##### Data rows

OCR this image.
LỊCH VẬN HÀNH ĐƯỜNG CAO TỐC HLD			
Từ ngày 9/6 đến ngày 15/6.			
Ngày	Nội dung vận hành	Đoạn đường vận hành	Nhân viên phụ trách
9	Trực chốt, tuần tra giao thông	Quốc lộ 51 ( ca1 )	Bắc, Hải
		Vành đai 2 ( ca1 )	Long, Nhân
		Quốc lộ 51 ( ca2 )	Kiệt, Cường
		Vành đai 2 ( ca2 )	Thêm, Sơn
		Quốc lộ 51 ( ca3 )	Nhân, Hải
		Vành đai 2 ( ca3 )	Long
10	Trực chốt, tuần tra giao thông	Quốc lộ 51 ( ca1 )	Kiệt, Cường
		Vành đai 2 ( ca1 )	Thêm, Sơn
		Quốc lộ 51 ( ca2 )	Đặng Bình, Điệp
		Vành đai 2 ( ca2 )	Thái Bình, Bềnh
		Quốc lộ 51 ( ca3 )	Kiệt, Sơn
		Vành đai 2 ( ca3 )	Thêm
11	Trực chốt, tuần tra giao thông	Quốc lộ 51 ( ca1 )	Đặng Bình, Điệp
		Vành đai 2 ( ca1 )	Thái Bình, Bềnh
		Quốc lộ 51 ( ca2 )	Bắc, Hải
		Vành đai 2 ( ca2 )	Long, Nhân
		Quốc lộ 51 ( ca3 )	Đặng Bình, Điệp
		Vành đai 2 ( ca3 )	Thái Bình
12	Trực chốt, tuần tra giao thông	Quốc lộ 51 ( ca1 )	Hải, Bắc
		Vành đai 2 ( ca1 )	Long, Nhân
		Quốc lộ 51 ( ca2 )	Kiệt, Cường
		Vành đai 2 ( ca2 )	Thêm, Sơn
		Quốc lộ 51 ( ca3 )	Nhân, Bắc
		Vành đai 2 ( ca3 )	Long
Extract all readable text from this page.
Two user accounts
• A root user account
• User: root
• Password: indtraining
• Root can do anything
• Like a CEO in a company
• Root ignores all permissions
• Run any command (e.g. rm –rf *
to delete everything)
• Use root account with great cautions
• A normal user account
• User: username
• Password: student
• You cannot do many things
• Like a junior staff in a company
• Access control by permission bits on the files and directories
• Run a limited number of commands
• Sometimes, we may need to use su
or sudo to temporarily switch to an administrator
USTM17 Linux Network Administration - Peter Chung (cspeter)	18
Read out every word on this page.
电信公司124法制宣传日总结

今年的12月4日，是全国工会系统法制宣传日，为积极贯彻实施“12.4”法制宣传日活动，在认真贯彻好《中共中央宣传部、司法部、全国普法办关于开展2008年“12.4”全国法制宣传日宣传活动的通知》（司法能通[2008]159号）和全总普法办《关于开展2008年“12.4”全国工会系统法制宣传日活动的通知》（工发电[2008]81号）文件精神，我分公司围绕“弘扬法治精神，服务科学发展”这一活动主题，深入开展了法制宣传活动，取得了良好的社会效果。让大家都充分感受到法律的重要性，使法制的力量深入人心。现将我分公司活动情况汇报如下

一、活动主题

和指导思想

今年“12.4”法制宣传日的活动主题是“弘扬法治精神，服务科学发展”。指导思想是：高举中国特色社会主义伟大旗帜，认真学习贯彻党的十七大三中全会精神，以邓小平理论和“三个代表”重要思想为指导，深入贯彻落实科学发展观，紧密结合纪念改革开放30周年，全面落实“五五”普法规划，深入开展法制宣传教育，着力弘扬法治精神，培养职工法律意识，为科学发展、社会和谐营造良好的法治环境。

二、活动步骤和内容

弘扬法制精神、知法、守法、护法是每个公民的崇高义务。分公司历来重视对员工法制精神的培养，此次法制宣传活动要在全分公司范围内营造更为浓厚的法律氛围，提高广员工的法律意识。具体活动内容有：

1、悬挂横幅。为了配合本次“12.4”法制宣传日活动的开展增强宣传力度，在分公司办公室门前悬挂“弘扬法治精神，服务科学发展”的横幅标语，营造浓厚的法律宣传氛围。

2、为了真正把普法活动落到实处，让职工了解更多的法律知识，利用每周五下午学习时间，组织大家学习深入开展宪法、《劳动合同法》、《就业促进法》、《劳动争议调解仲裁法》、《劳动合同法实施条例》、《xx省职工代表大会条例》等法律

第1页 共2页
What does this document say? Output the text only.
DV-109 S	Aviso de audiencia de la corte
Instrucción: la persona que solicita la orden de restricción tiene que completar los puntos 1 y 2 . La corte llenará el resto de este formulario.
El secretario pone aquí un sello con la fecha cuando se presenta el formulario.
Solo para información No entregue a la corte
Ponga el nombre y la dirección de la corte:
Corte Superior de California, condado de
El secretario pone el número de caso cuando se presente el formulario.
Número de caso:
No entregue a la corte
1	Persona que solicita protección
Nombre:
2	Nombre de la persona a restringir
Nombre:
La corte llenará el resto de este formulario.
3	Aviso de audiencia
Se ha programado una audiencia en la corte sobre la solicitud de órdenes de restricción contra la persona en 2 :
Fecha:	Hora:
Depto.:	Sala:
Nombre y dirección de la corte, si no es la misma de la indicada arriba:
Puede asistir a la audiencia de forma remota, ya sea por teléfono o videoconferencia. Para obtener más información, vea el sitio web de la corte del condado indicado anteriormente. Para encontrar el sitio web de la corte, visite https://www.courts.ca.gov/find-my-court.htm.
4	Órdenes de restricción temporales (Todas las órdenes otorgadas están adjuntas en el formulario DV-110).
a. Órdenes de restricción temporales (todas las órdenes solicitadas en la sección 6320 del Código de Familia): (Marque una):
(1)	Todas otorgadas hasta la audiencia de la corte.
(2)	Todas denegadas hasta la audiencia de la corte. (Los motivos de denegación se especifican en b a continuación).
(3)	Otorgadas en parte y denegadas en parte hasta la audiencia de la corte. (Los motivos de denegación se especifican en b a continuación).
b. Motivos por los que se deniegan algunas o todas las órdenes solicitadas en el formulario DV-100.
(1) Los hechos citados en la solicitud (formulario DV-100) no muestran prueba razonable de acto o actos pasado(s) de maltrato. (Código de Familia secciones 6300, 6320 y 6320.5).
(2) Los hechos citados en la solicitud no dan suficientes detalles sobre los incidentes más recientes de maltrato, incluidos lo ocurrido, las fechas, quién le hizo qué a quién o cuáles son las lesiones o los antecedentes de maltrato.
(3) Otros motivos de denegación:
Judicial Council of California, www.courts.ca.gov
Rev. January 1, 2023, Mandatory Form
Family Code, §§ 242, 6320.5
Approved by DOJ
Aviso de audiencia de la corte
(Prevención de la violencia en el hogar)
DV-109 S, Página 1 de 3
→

##########

*Stated problem*.
Isolate each line of the listing above that includes "Familia". Copy it.

*Finished task*.
a. Órdenes de restricción temporales (todas las órdenes solicitadas en la sección 6320 del Código de Familia): (Marque una):
(1) Los hechos citados en la solicitud (formulario DV-100) no muestran prueba razonable de acto o actos pasado(s) de maltrato. (Código de Familia secciones 6300, 6320 y 6320.5).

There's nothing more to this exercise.